§ **Collected data entries**
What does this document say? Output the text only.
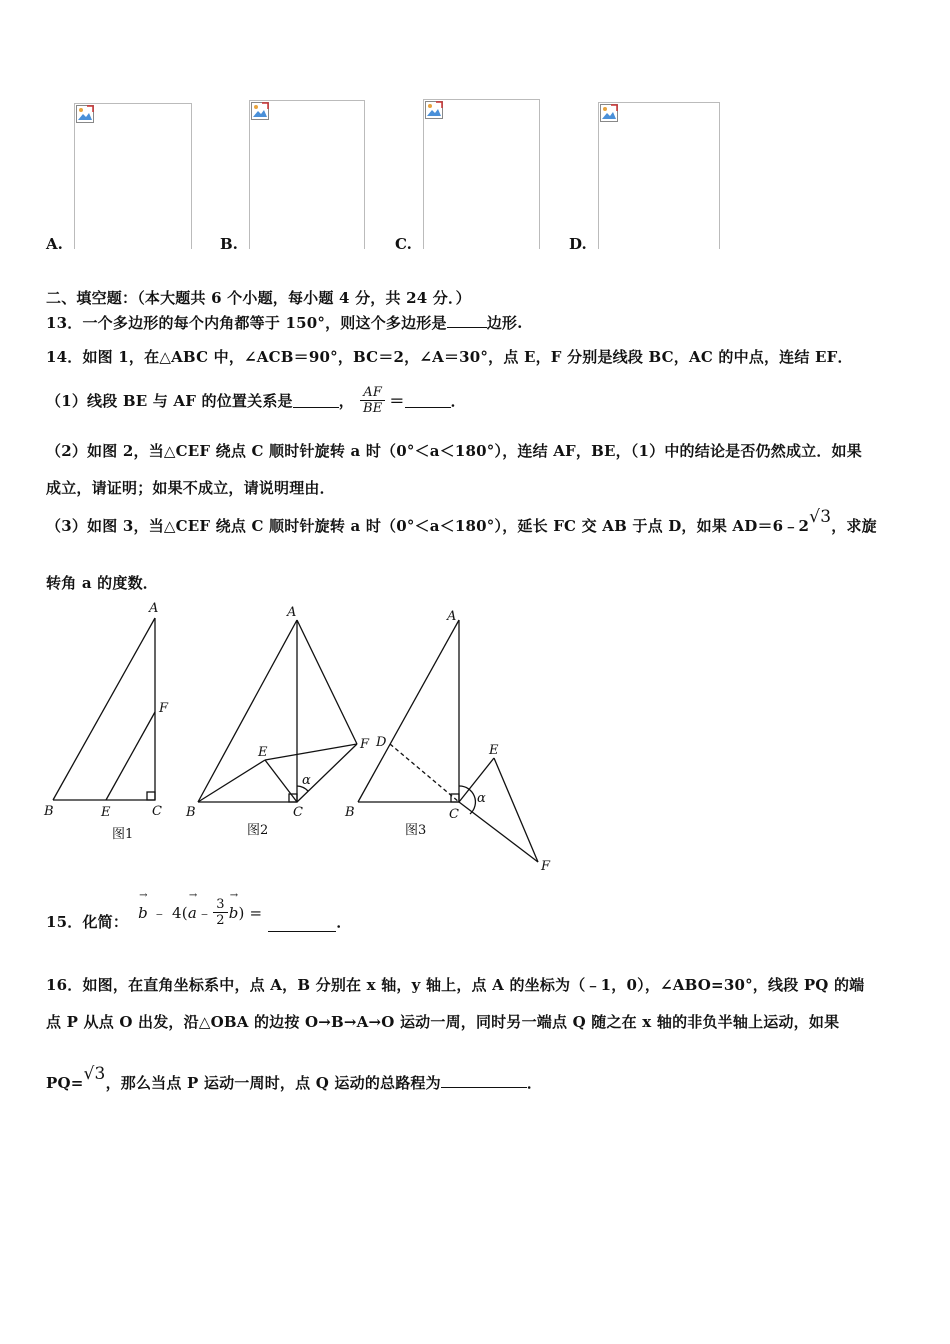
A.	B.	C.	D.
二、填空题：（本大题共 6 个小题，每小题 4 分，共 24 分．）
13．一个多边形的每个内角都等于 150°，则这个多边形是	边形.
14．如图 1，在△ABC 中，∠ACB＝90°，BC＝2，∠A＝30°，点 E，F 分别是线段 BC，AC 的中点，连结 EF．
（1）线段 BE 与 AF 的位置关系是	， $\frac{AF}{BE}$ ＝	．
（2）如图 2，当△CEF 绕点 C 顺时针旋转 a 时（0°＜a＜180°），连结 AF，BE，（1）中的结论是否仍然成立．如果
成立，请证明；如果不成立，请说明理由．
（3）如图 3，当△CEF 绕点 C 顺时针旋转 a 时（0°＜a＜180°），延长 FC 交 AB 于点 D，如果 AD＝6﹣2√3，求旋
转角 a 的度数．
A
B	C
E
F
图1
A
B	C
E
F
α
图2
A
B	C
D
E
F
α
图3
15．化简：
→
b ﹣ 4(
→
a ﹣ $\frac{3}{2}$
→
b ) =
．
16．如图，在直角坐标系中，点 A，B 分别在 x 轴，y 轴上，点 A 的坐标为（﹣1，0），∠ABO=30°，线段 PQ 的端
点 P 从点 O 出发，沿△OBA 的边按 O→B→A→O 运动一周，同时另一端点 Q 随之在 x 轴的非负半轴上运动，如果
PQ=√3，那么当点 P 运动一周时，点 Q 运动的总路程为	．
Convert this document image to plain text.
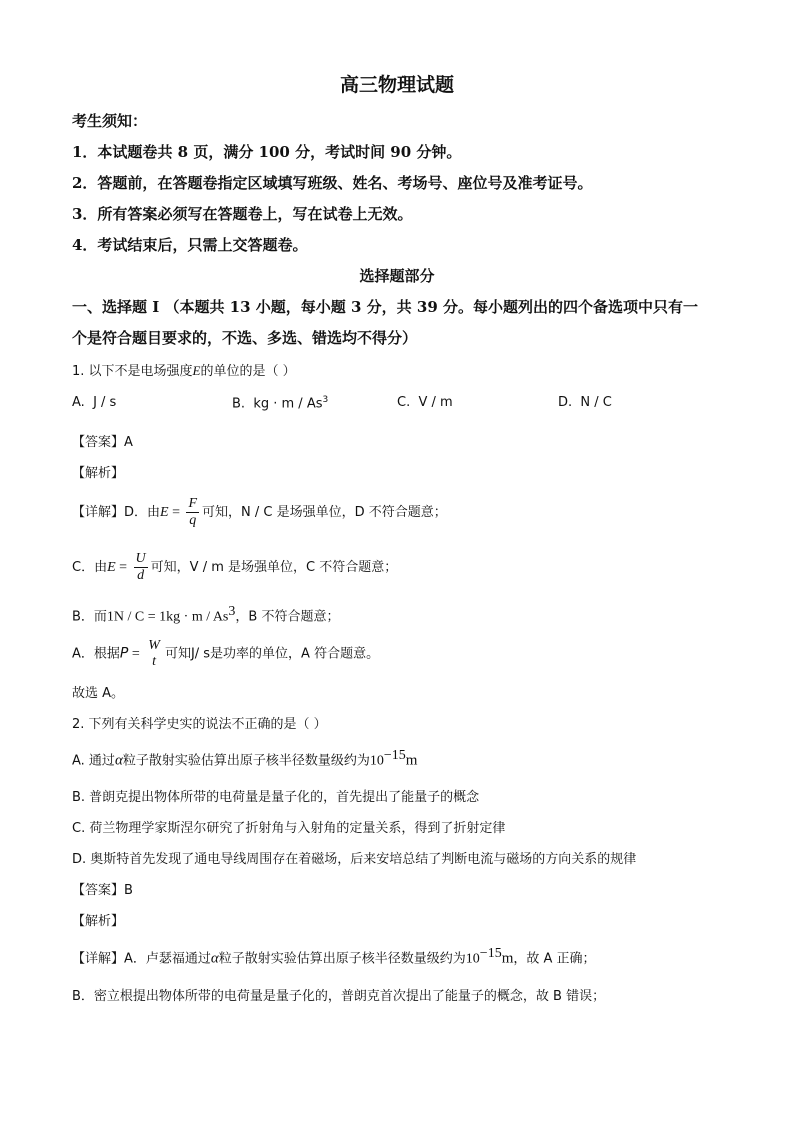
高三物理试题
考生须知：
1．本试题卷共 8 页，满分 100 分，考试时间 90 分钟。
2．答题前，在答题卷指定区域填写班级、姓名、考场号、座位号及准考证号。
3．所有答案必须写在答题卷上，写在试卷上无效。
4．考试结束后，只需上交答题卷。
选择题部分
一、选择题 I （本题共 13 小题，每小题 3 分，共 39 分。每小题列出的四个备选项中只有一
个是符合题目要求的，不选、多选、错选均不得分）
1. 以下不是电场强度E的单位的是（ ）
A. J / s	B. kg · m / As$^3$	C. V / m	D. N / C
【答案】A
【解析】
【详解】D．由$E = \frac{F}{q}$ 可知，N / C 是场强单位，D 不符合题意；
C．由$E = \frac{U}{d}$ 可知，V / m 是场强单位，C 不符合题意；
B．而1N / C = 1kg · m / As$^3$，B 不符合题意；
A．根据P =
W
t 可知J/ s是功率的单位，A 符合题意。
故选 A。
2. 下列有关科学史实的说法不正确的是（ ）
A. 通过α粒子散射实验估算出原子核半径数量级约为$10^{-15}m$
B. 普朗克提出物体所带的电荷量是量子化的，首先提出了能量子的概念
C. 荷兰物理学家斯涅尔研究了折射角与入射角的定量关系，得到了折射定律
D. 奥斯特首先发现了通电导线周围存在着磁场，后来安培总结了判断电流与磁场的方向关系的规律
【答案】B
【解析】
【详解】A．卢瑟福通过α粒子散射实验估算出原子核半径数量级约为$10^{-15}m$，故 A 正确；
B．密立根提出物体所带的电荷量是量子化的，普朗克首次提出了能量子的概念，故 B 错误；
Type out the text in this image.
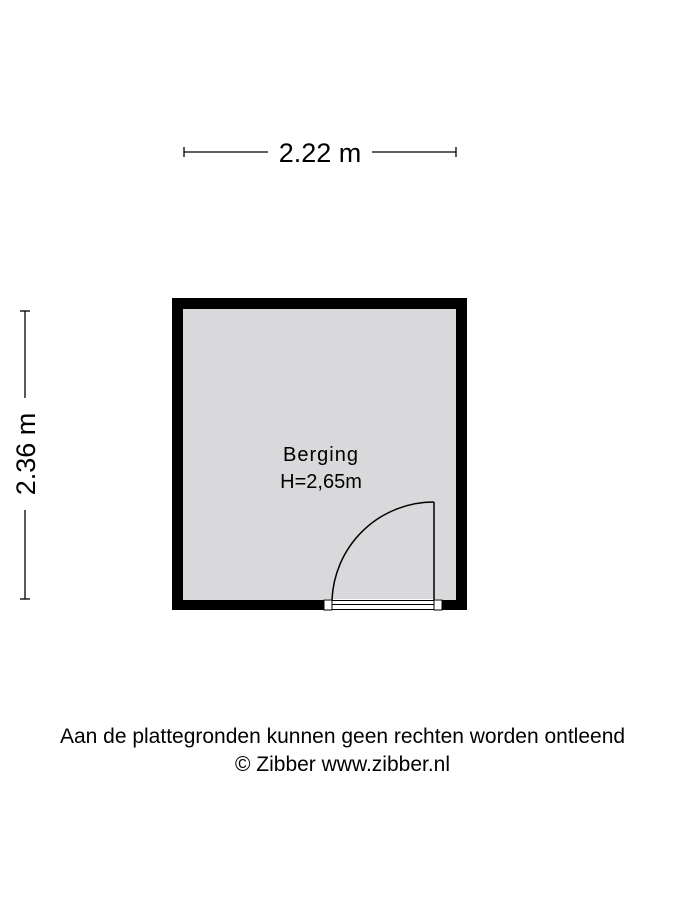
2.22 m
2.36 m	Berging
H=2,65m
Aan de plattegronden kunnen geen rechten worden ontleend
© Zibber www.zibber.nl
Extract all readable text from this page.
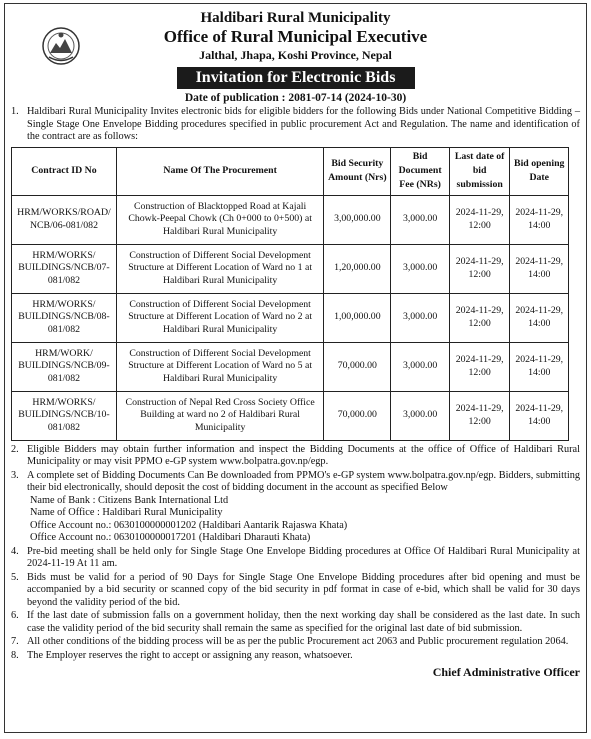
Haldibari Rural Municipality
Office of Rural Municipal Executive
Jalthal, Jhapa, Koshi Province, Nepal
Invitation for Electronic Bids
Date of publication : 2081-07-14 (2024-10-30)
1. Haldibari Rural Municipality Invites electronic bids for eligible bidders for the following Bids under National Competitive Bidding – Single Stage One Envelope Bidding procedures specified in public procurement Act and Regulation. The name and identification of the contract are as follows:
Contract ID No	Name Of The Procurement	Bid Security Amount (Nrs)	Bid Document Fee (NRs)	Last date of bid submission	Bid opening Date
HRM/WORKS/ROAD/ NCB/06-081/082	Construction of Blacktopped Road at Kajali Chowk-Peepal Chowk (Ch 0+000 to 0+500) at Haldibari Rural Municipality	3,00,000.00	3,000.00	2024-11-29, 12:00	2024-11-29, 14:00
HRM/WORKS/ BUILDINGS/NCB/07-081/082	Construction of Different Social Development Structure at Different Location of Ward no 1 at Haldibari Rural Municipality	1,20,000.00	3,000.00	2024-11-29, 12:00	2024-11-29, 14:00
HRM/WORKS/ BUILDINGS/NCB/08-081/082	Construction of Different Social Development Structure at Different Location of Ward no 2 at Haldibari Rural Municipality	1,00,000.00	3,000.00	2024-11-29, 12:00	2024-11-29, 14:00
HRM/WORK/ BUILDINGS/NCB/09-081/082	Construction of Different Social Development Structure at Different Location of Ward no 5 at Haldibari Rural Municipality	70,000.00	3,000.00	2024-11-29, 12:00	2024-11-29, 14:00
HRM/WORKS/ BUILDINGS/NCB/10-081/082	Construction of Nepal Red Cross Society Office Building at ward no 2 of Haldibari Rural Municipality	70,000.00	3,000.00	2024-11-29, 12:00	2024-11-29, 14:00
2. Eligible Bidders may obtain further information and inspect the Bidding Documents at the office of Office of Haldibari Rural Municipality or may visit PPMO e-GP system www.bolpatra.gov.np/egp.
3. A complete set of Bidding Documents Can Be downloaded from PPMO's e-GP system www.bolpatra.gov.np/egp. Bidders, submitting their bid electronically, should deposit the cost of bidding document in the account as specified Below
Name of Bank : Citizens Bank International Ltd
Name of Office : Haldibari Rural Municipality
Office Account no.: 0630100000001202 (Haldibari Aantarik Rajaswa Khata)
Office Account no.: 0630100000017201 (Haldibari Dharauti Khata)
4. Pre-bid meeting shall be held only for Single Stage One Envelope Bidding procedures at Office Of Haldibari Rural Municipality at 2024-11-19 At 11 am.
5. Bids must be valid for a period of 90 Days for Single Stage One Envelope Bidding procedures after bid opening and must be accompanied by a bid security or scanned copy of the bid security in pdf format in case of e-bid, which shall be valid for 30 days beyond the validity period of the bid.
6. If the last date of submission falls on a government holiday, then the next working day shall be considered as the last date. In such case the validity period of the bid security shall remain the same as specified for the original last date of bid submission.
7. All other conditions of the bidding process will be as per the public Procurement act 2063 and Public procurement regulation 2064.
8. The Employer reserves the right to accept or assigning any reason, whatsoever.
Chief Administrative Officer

§ **What you should do**
Pick out the lines above that hold the string "Khata" and show them.

§ **Correct response**
Office Account no.: 0630100000001202 (Haldibari Aantarik Rajaswa Khata)
Office Account no.: 0630100000017201 (Haldibari Dharauti Khata)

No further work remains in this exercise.